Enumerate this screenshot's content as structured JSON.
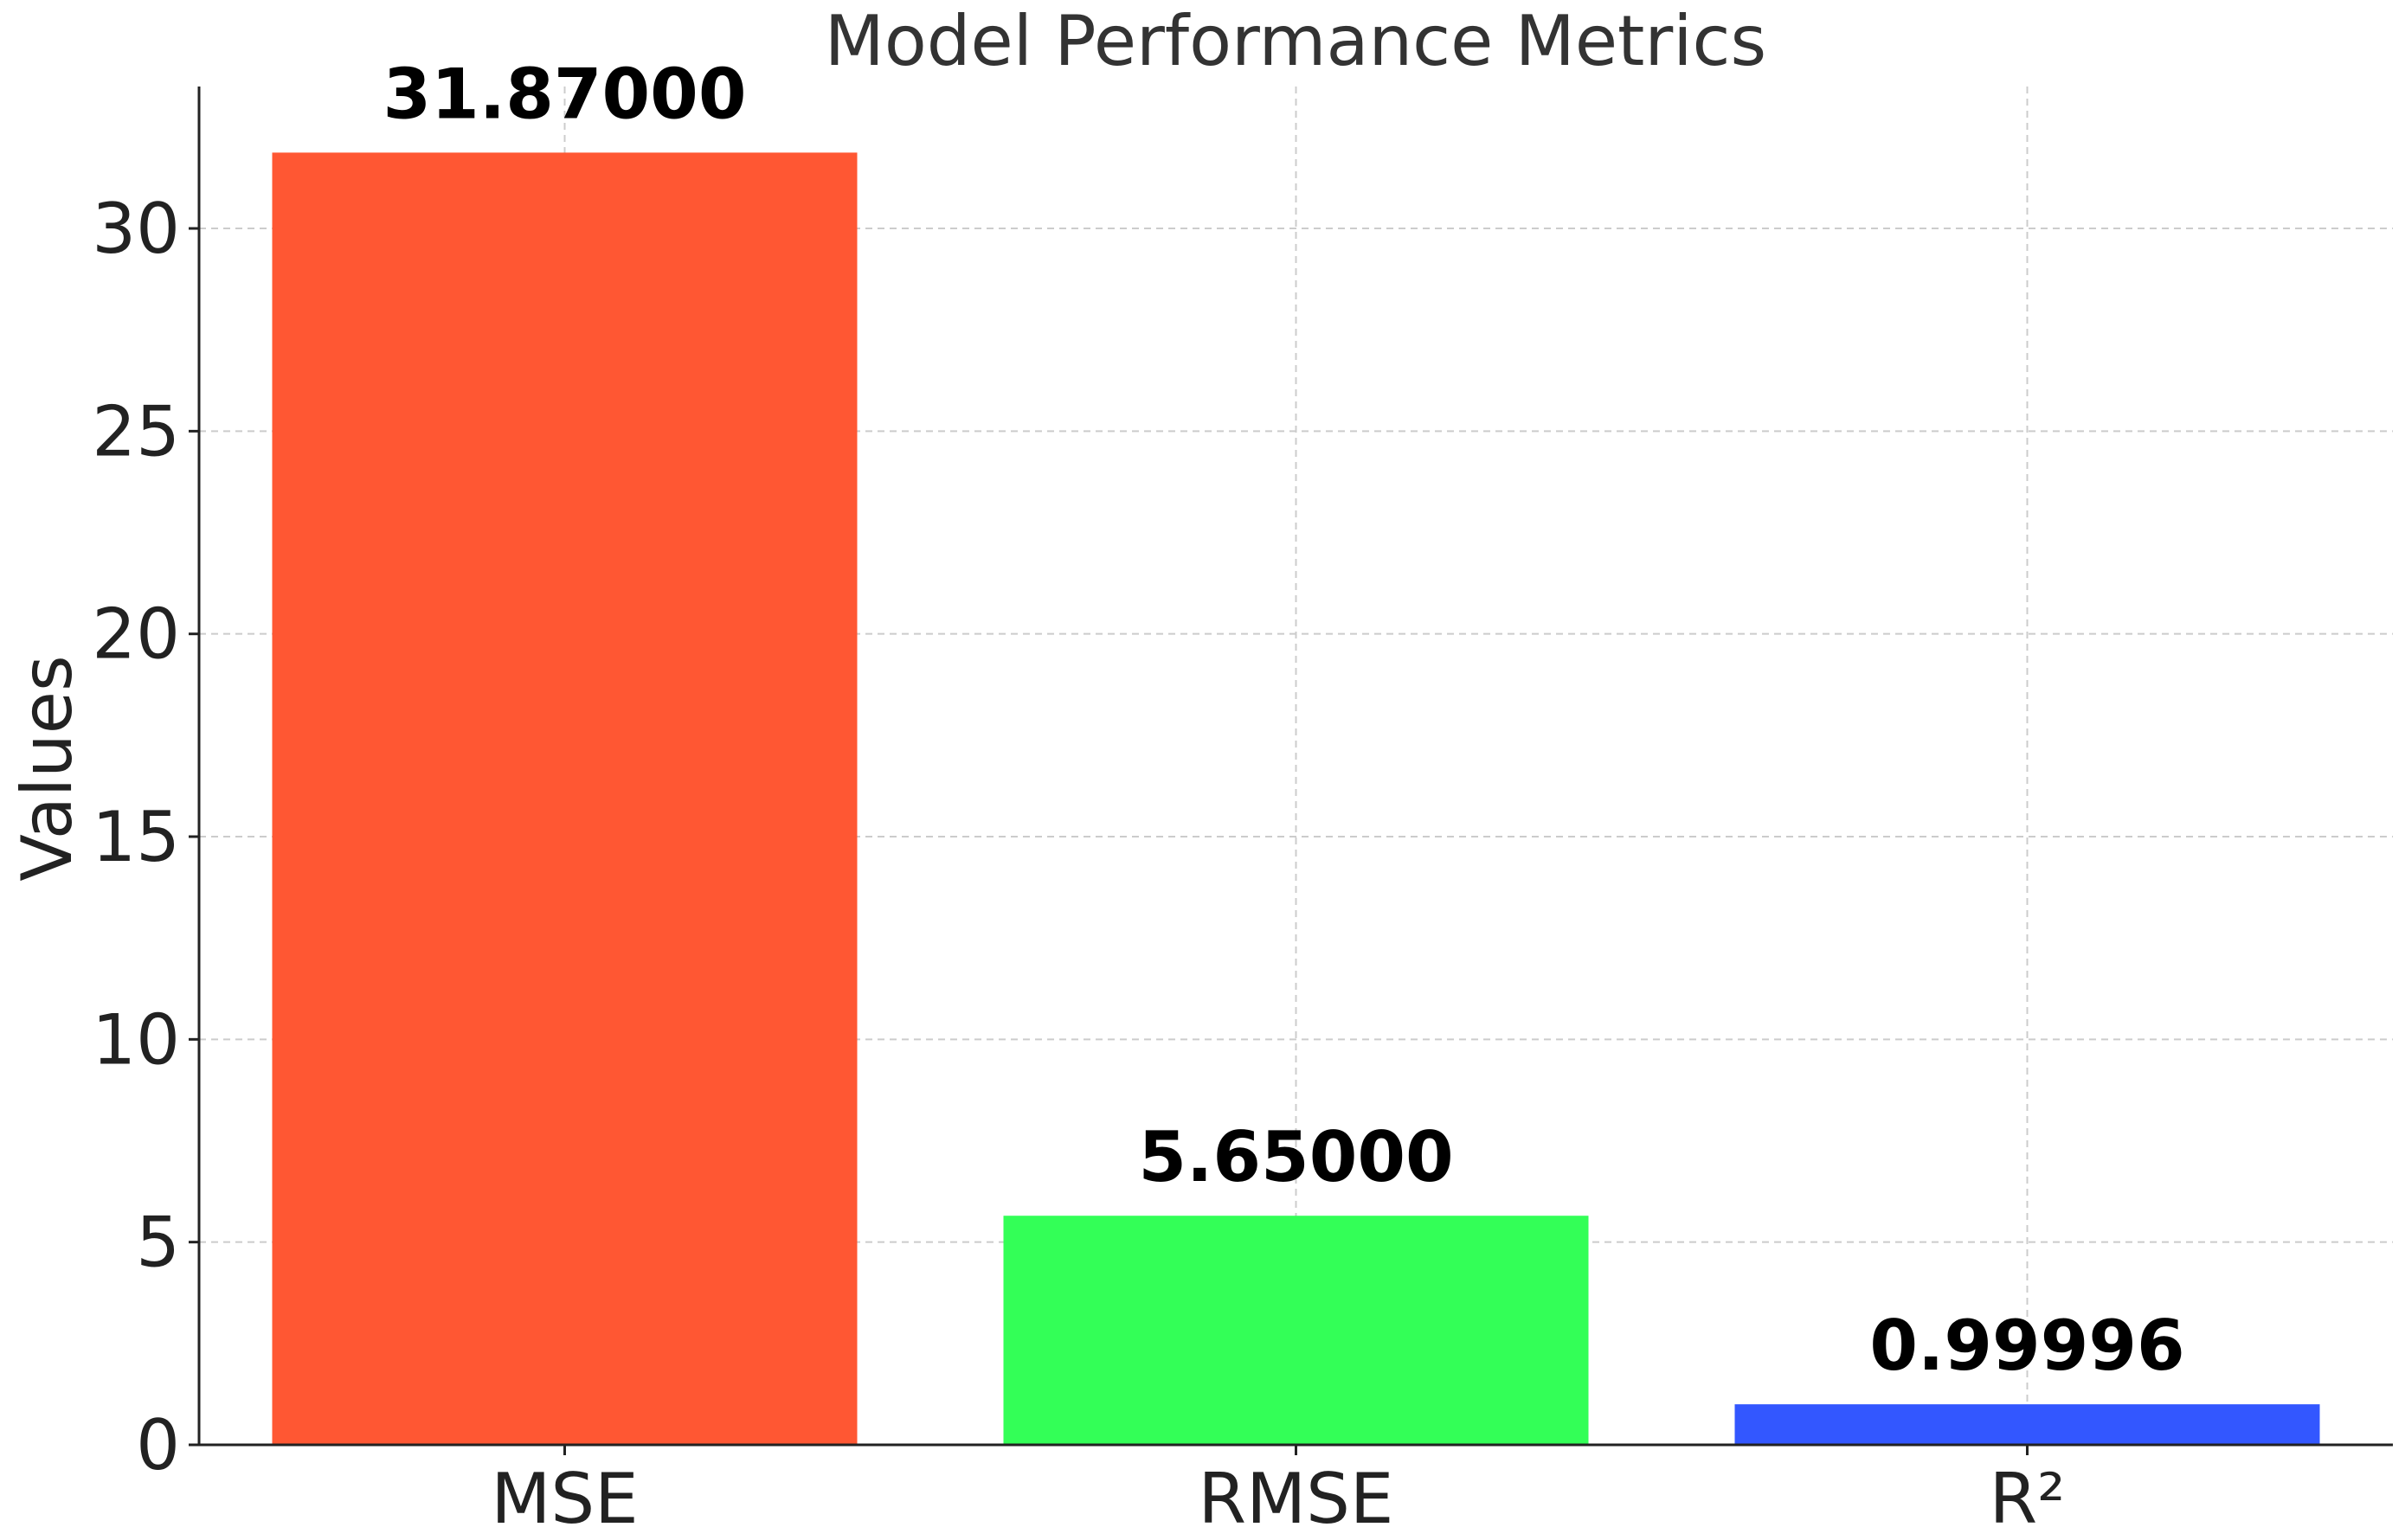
{
  "chart_data": {
    "type": "bar",
    "title": "Model Performance Metrics",
    "xlabel": "",
    "ylabel": "Values",
    "categories": [
      "MSE",
      "RMSE",
      "R²"
    ],
    "values": [
      31.87,
      5.65,
      0.99996
    ],
    "data_labels": [
      "31.87000",
      "5.65000",
      "0.99996"
    ],
    "colors": [
      "#ff5733",
      "#33ff57",
      "#3357ff"
    ],
    "ylim": [
      0,
      33.5
    ],
    "yticks": [
      0,
      5,
      10,
      15,
      20,
      25,
      30
    ],
    "grid": true,
    "legend": "none"
  }
}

---*---

### What you have to do
All of the entries above should be duplicated exactly, except for the pictures.

### The result
Enumerate this screenshot's content as structured JSON.
{
  "chart_data": {
    "type": "bar",
    "title": "Model Performance Metrics",
    "xlabel": "",
    "ylabel": "Values",
    "categories": [
      "MSE",
      "RMSE",
      "R²"
    ],
    "values": [
      31.87,
      5.65,
      0.99996
    ],
    "data_labels": [
      "31.87000",
      "5.65000",
      "0.99996"
    ],
    "colors": [
      "#ff5733",
      "#33ff57",
      "#3357ff"
    ],
    "ylim": [
      0,
      33.5
    ],
    "yticks": [
      0,
      5,
      10,
      15,
      20,
      25,
      30
    ],
    "grid": true,
    "legend": "none"
  }
}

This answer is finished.